▶ WORK TO COMPLETE
Give back every line exactly as it appears, pictures excluded.

▶ INPUT MATERIAL

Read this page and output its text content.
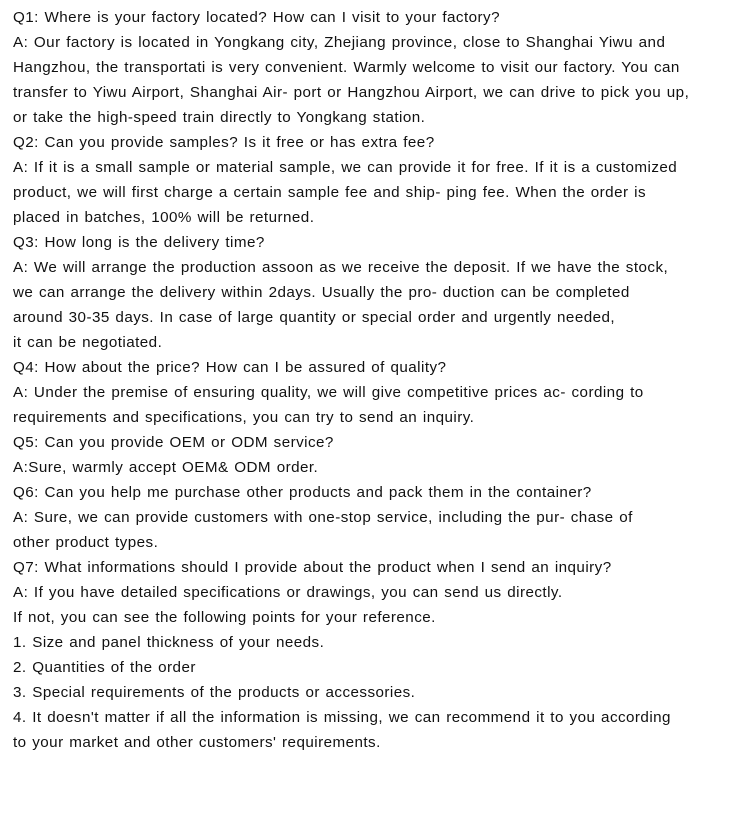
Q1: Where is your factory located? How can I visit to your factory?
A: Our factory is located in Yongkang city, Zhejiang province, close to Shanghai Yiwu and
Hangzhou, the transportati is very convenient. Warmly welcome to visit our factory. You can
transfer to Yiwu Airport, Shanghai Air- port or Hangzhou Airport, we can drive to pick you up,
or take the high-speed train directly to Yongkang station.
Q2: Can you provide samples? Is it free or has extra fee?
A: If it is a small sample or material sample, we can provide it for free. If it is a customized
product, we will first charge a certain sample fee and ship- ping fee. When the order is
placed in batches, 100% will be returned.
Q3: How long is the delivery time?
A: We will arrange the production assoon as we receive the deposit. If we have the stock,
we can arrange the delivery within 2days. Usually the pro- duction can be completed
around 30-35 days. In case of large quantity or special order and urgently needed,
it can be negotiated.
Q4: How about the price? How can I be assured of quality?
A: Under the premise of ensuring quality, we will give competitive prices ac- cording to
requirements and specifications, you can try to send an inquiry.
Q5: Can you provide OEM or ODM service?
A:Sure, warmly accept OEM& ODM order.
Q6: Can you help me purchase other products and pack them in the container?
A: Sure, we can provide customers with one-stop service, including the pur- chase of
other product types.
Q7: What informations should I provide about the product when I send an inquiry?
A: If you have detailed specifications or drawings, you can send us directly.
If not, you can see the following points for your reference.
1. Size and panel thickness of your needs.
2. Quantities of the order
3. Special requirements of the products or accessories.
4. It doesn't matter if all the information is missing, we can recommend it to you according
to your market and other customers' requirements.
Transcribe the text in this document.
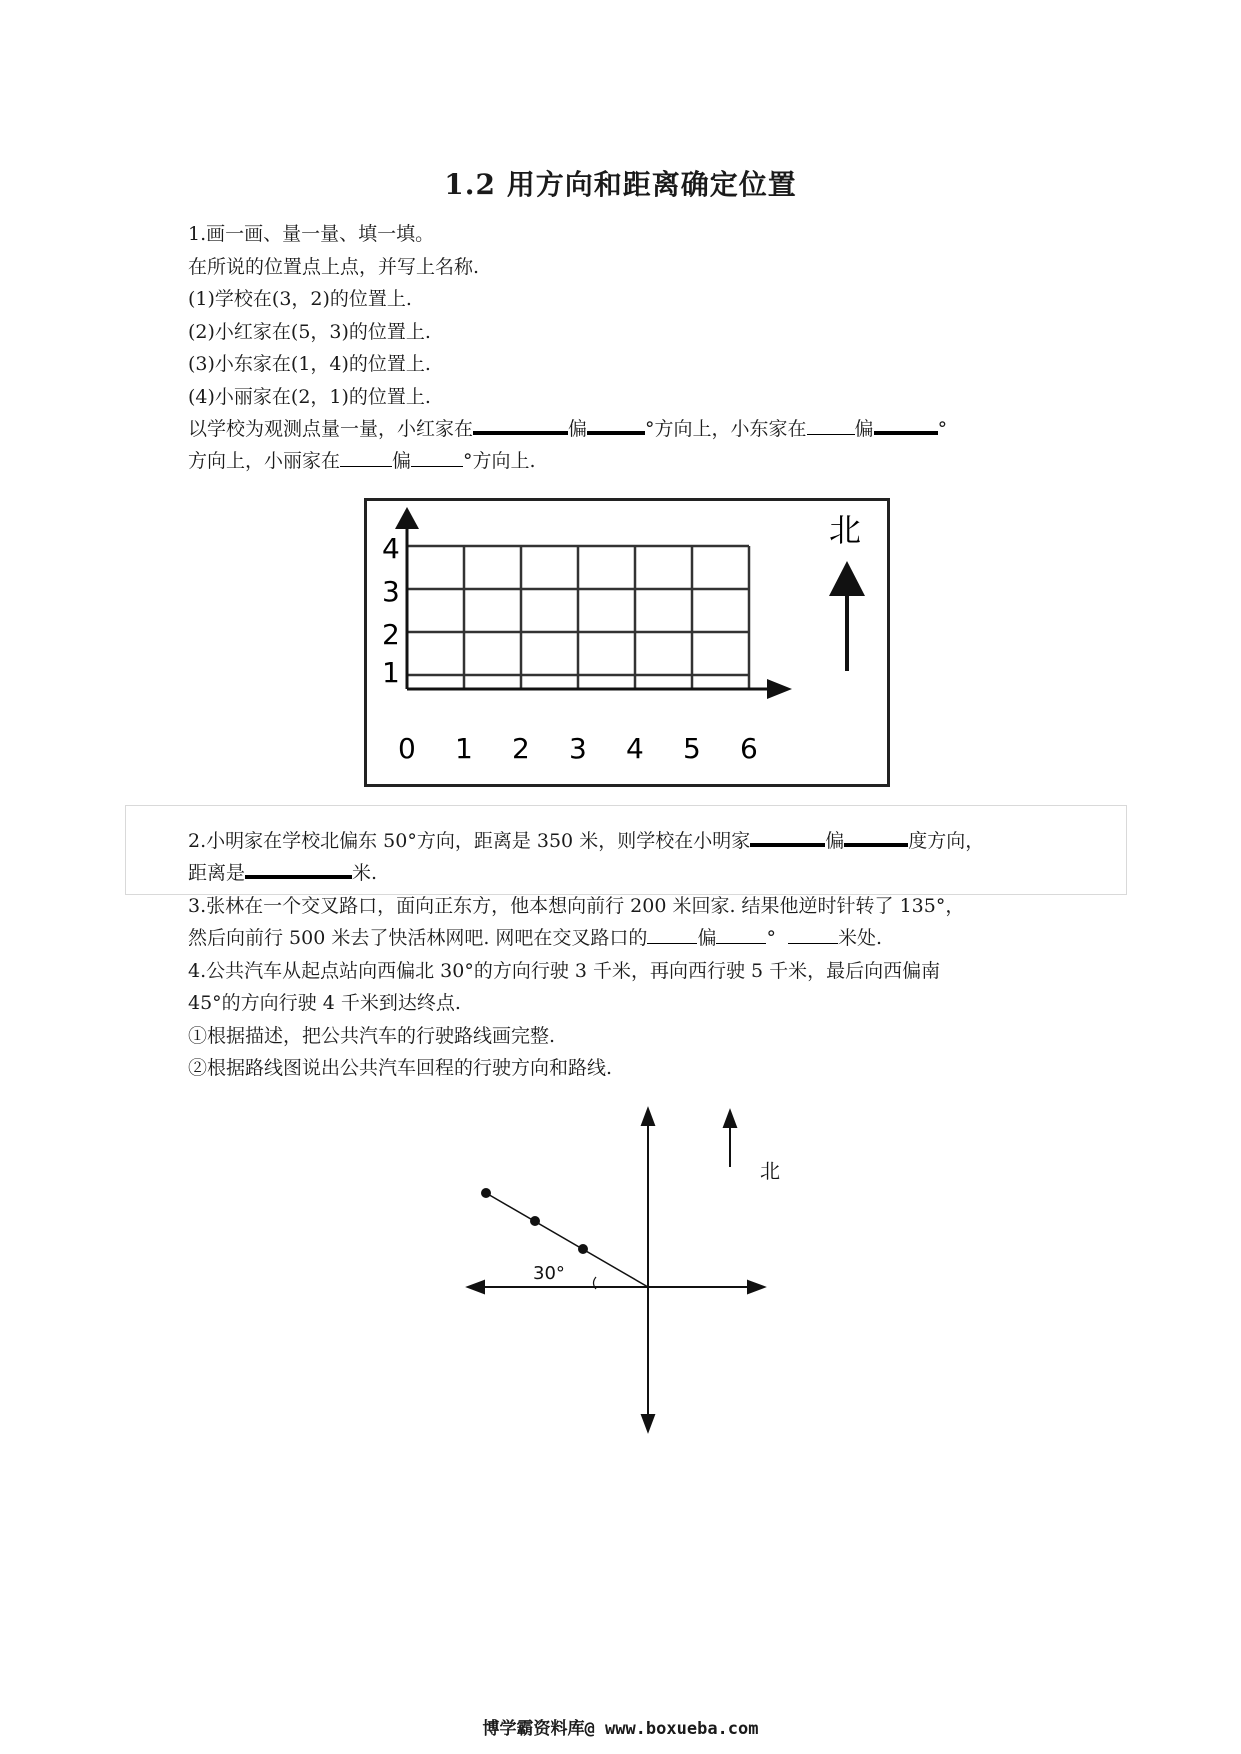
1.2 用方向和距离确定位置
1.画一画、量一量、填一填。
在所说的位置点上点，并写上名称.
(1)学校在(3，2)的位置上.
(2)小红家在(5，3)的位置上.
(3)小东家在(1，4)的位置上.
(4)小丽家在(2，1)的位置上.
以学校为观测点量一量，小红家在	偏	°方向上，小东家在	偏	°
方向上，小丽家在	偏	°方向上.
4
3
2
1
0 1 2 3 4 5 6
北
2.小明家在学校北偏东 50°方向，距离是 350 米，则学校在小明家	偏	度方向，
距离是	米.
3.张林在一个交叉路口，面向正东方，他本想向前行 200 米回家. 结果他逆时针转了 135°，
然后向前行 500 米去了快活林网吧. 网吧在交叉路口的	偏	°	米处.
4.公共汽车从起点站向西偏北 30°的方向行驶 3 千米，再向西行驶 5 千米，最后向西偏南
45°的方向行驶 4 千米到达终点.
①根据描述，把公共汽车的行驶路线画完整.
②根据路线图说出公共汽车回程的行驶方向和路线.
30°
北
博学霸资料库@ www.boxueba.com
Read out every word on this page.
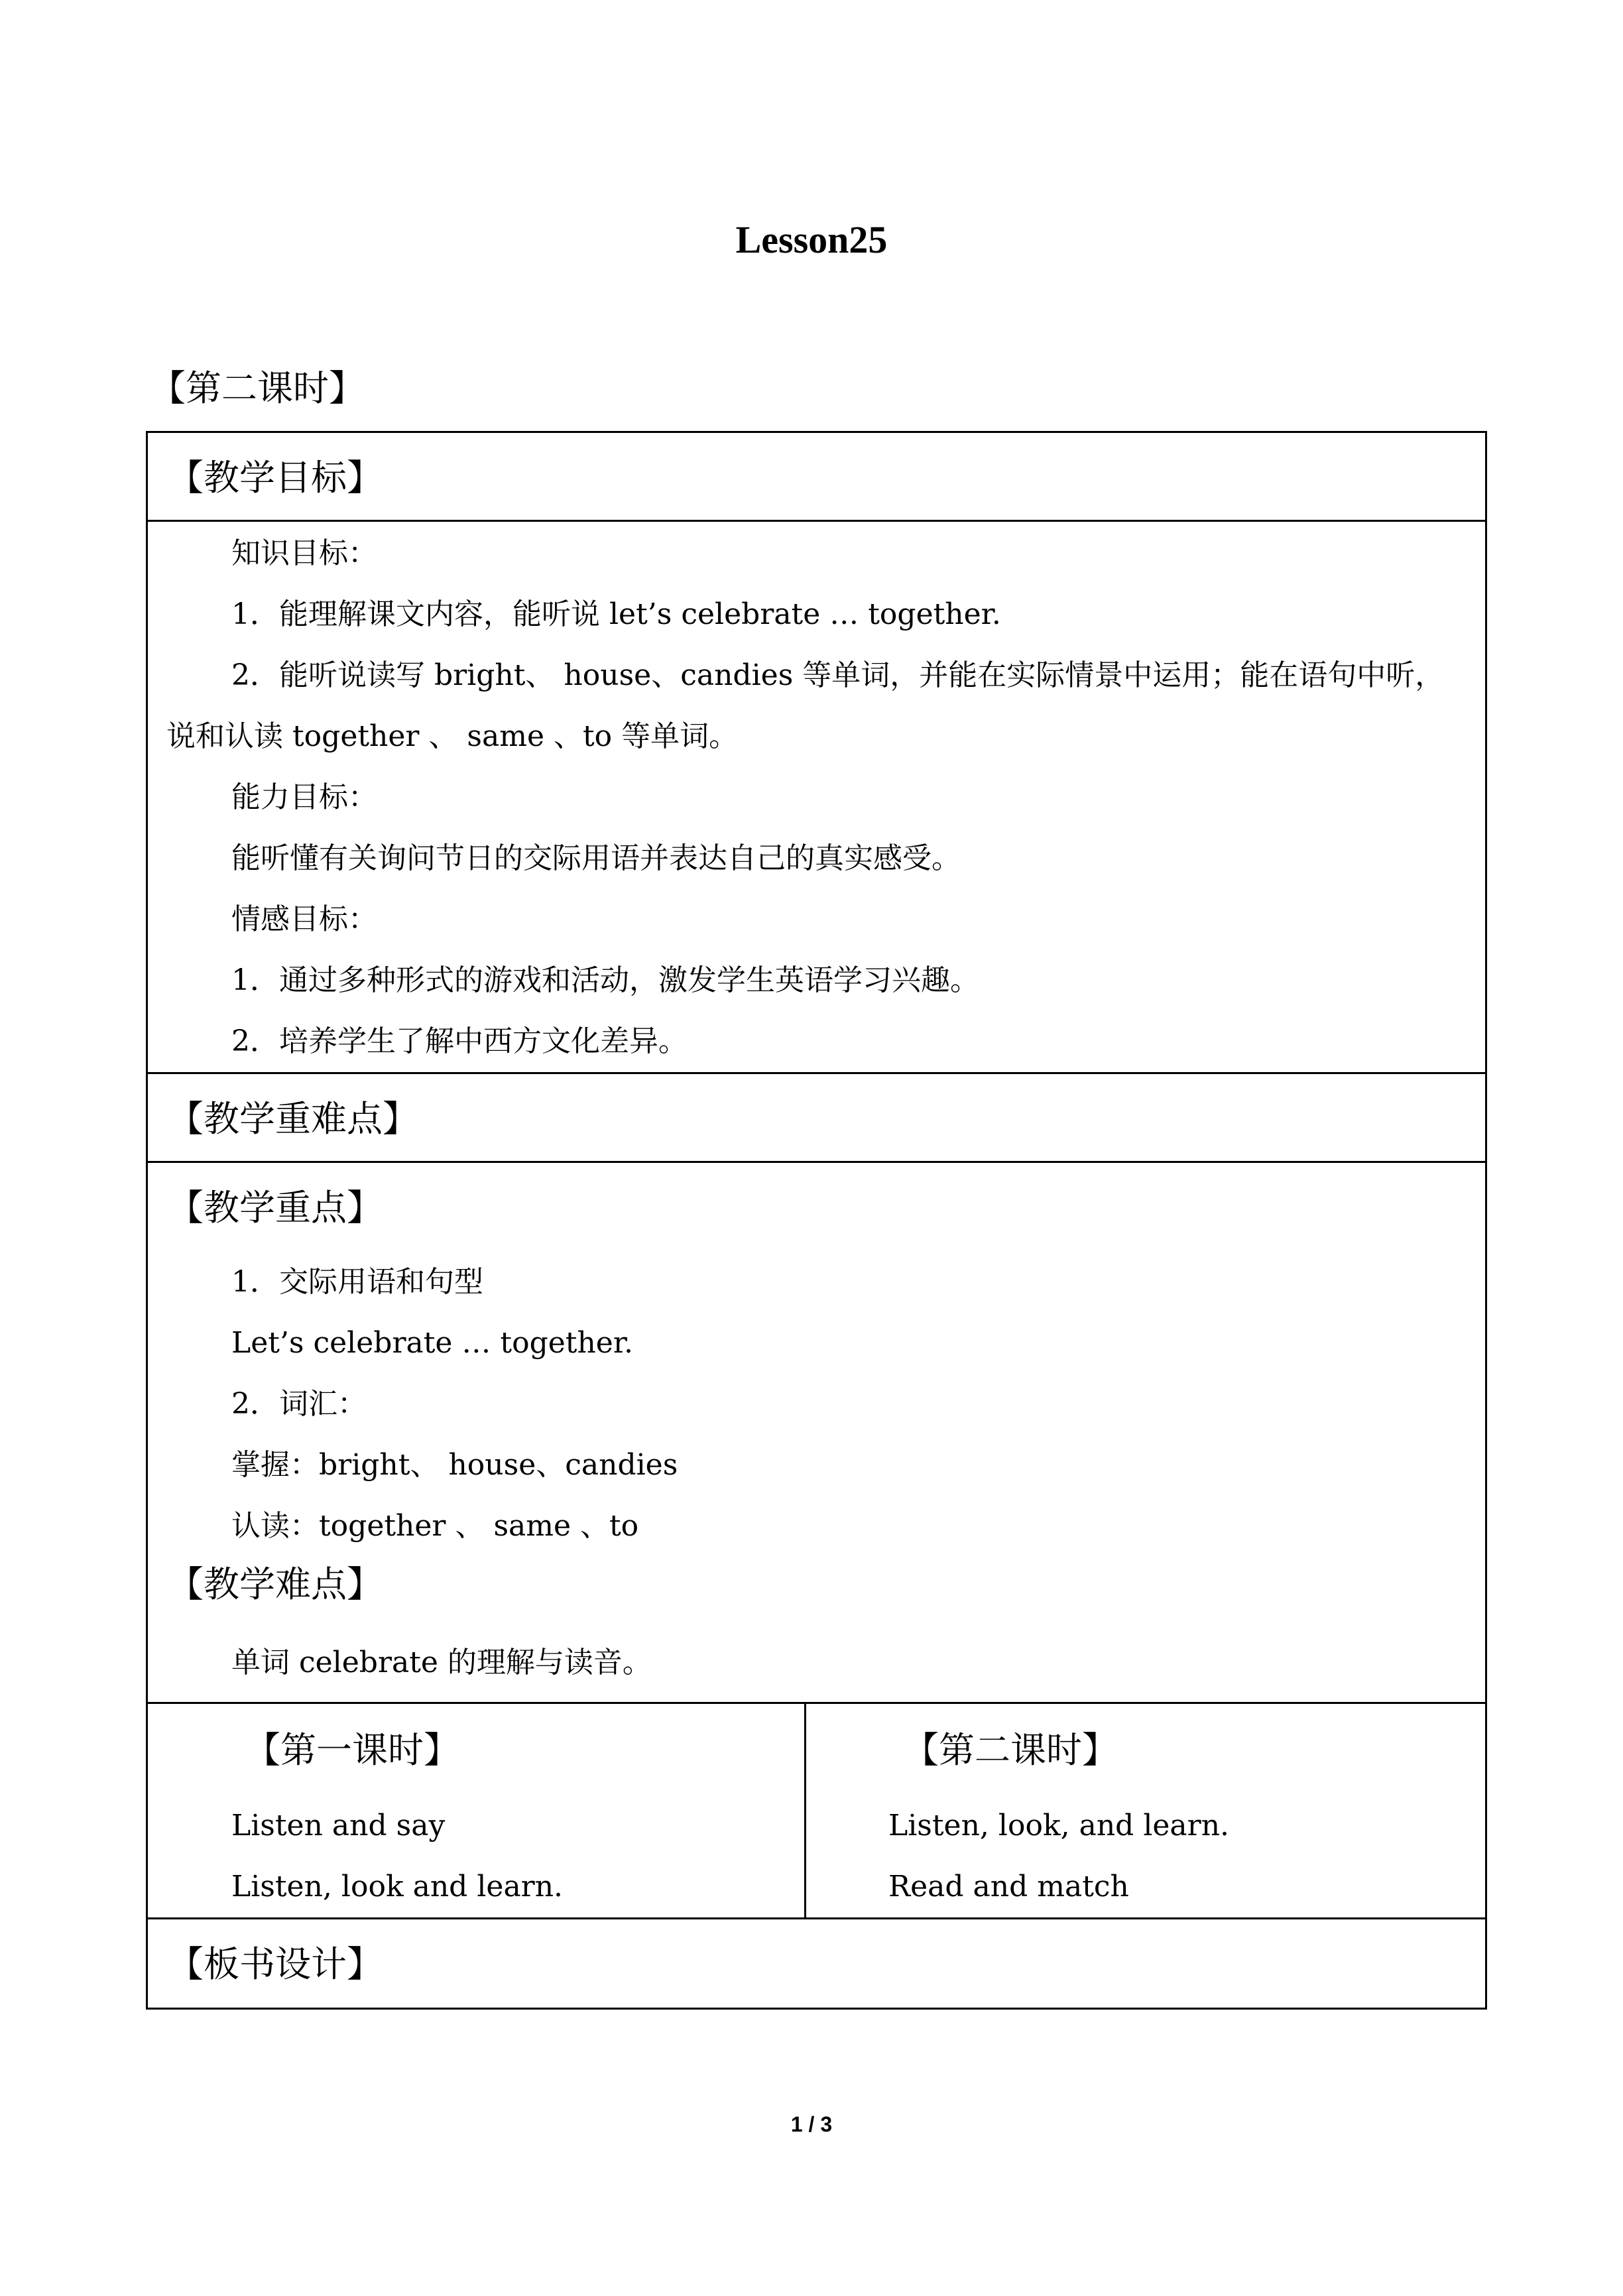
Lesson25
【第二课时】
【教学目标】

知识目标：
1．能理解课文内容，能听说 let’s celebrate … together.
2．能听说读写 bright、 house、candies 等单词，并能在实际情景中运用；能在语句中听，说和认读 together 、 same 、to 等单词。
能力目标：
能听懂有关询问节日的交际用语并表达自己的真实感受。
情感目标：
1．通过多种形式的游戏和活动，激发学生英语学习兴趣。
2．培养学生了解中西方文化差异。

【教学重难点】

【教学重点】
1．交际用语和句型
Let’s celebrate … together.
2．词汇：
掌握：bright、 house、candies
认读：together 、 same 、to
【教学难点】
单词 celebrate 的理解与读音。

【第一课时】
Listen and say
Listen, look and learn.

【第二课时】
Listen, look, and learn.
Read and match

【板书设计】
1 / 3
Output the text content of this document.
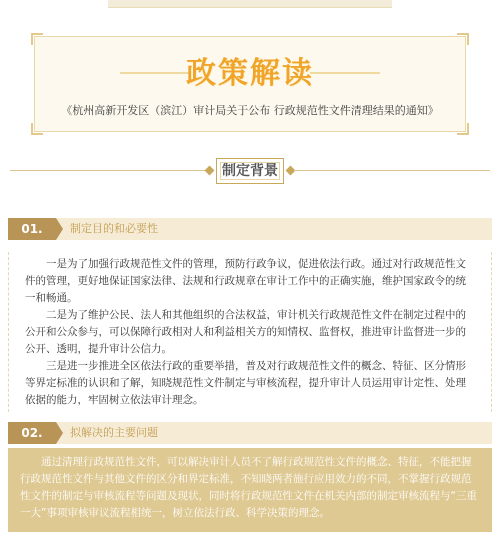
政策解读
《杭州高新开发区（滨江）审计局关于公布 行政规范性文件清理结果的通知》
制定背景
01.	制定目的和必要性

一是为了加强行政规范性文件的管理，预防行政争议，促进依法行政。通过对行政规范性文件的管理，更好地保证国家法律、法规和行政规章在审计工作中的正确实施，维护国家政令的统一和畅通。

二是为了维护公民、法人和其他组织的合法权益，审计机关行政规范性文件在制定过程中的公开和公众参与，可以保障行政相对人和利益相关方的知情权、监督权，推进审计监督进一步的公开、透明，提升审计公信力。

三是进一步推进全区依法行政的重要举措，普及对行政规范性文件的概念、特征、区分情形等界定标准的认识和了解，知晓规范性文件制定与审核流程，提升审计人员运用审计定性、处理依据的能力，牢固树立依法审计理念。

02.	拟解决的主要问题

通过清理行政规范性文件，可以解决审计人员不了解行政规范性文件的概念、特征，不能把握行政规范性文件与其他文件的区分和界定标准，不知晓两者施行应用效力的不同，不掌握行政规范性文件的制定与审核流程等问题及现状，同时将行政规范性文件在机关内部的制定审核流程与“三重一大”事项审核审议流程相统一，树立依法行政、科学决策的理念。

▶ SOLUTION TO THIS TASK
Read this page and output its text content.
Q1: Where is your factory located? How can I visit to your factory?
A: Our factory is located in Yongkang city, Zhejiang province, close to Shanghai Yiwu and
Hangzhou, the transportati is very convenient. Warmly welcome to visit our factory. You can
transfer to Yiwu Airport, Shanghai Air- port or Hangzhou Airport, we can drive to pick you up,
or take the high-speed train directly to Yongkang station.
Q2: Can you provide samples? Is it free or has extra fee?
A: If it is a small sample or material sample, we can provide it for free. If it is a customized
product, we will first charge a certain sample fee and ship- ping fee. When the order is
placed in batches, 100% will be returned.
Q3: How long is the delivery time?
A: We will arrange the production assoon as we receive the deposit. If we have the stock,
we can arrange the delivery within 2days. Usually the pro- duction can be completed
around 30-35 days. In case of large quantity or special order and urgently needed,
it can be negotiated.
Q4: How about the price? How can I be assured of quality?
A: Under the premise of ensuring quality, we will give competitive prices ac- cording to
requirements and specifications, you can try to send an inquiry.
Q5: Can you provide OEM or ODM service?
A:Sure, warmly accept OEM& ODM order.
Q6: Can you help me purchase other products and pack them in the container?
A: Sure, we can provide customers with one-stop service, including the pur- chase of
other product types.
Q7: What informations should I provide about the product when I send an inquiry?
A: If you have detailed specifications or drawings, you can send us directly.
If not, you can see the following points for your reference.
1. Size and panel thickness of your needs.
2. Quantities of the order
3. Special requirements of the products or accessories.
4. It doesn't matter if all the information is missing, we can recommend it to you according
to your market and other customers' requirements.
Transcribe the text in this document.
1.2 用方向和距离确定位置
1.画一画、量一量、填一填。
在所说的位置点上点，并写上名称.
(1)学校在(3，2)的位置上.
(2)小红家在(5，3)的位置上.
(3)小东家在(1，4)的位置上.
(4)小丽家在(2，1)的位置上.
以学校为观测点量一量，小红家在	偏	°方向上，小东家在	偏	°
方向上，小丽家在	偏	°方向上.
4
3
2
1
0 1 2 3 4 5 6
北
2.小明家在学校北偏东 50°方向，距离是 350 米，则学校在小明家	偏	度方向，
距离是	米.
3.张林在一个交叉路口，面向正东方，他本想向前行 200 米回家. 结果他逆时针转了 135°，
然后向前行 500 米去了快活林网吧. 网吧在交叉路口的	偏	°	米处.
4.公共汽车从起点站向西偏北 30°的方向行驶 3 千米，再向西行驶 5 千米，最后向西偏南
45°的方向行驶 4 千米到达终点.
①根据描述，把公共汽车的行驶路线画完整.
②根据路线图说出公共汽车回程的行驶方向和路线.
30°
北
博学霸资料库@ www.boxueba.com
Read out every word on this page.
Lesson25
【第二课时】
【教学目标】

知识目标：
1．能理解课文内容，能听说 let’s celebrate … together.
2．能听说读写 bright、 house、candies 等单词，并能在实际情景中运用；能在语句中听，说和认读 together 、 same 、to 等单词。
能力目标：
能听懂有关询问节日的交际用语并表达自己的真实感受。
情感目标：
1．通过多种形式的游戏和活动，激发学生英语学习兴趣。
2．培养学生了解中西方文化差异。

【教学重难点】

【教学重点】
1．交际用语和句型
Let’s celebrate … together.
2．词汇：
掌握：bright、 house、candies
认读：together 、 same 、to
【教学难点】
单词 celebrate 的理解与读音。

【第一课时】
Listen and say
Listen, look and learn.

【第二课时】
Listen, look, and learn.
Read and match

【板书设计】
1 / 3
Output the text content of this document.
政策解读
《杭州高新开发区（滨江）审计局关于公布 行政规范性文件清理结果的通知》
制定背景
01.	制定目的和必要性

一是为了加强行政规范性文件的管理，预防行政争议，促进依法行政。通过对行政规范性文件的管理，更好地保证国家法律、法规和行政规章在审计工作中的正确实施，维护国家政令的统一和畅通。

二是为了维护公民、法人和其他组织的合法权益，审计机关行政规范性文件在制定过程中的公开和公众参与，可以保障行政相对人和利益相关方的知情权、监督权，推进审计监督进一步的公开、透明，提升审计公信力。

三是进一步推进全区依法行政的重要举措，普及对行政规范性文件的概念、特征、区分情形等界定标准的认识和了解，知晓规范性文件制定与审核流程，提升审计人员运用审计定性、处理依据的能力，牢固树立依法审计理念。

02.	拟解决的主要问题

通过清理行政规范性文件，可以解决审计人员不了解行政规范性文件的概念、特征，不能把握行政规范性文件与其他文件的区分和界定标准，不知晓两者施行应用效力的不同，不掌握行政规范性文件的制定与审核流程等问题及现状，同时将行政规范性文件在机关内部的制定审核流程与“三重一大”事项审核审议流程相统一，树立依法行政、科学决策的理念。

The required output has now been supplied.